Requirements:
Retype every line of the data below word for word, leaving out the pictures.

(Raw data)
>> START
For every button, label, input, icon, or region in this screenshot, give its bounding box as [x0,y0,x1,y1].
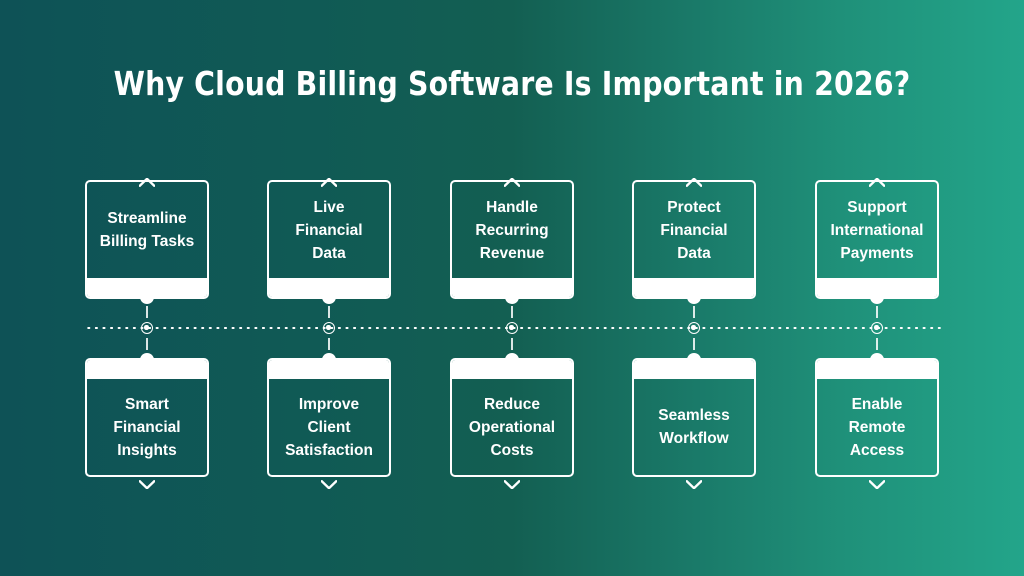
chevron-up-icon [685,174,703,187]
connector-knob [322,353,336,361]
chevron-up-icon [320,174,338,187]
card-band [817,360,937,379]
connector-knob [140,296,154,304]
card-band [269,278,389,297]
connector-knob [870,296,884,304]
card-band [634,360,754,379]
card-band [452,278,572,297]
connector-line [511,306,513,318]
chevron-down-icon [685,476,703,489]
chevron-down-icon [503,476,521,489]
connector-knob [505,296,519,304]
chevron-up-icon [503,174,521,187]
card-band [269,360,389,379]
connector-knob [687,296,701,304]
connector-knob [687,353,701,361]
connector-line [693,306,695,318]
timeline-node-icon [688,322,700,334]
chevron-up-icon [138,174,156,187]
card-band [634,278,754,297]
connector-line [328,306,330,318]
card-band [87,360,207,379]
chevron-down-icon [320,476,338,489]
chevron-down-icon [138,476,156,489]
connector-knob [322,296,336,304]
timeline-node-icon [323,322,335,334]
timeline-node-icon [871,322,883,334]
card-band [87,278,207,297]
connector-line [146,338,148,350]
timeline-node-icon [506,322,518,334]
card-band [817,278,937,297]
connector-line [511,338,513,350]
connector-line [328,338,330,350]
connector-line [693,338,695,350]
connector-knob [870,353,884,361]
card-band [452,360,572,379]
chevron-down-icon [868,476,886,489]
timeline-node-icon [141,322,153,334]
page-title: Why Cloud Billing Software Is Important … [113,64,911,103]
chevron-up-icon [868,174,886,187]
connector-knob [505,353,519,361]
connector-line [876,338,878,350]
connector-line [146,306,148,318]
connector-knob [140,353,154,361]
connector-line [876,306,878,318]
>> END
Answer in full:
For every button, label, input, icon, or region in this screenshot, give its bounding box as [x0,y0,x1,y1].
chevron-up-icon [685,174,703,187]
connector-knob [322,353,336,361]
chevron-up-icon [320,174,338,187]
card-band [817,360,937,379]
connector-knob [140,296,154,304]
card-band [269,278,389,297]
connector-knob [870,296,884,304]
card-band [634,360,754,379]
card-band [452,278,572,297]
connector-line [511,306,513,318]
chevron-down-icon [685,476,703,489]
chevron-down-icon [503,476,521,489]
connector-knob [505,296,519,304]
chevron-up-icon [503,174,521,187]
card-band [269,360,389,379]
connector-knob [687,296,701,304]
connector-knob [687,353,701,361]
connector-line [693,306,695,318]
timeline-node-icon [688,322,700,334]
chevron-up-icon [138,174,156,187]
card-band [634,278,754,297]
connector-line [328,306,330,318]
card-band [87,360,207,379]
chevron-down-icon [320,476,338,489]
chevron-down-icon [138,476,156,489]
connector-knob [322,296,336,304]
timeline-node-icon [323,322,335,334]
timeline-node-icon [871,322,883,334]
card-band [87,278,207,297]
connector-line [146,338,148,350]
timeline-node-icon [506,322,518,334]
card-band [817,278,937,297]
connector-line [511,338,513,350]
connector-line [328,338,330,350]
connector-line [693,338,695,350]
connector-knob [870,353,884,361]
card-band [452,360,572,379]
chevron-down-icon [868,476,886,489]
timeline-node-icon [141,322,153,334]
page-title: Why Cloud Billing Software Is Important … [113,64,911,103]
chevron-up-icon [868,174,886,187]
connector-knob [505,353,519,361]
connector-line [876,338,878,350]
connector-line [146,306,148,318]
connector-knob [140,353,154,361]
connector-line [876,306,878,318]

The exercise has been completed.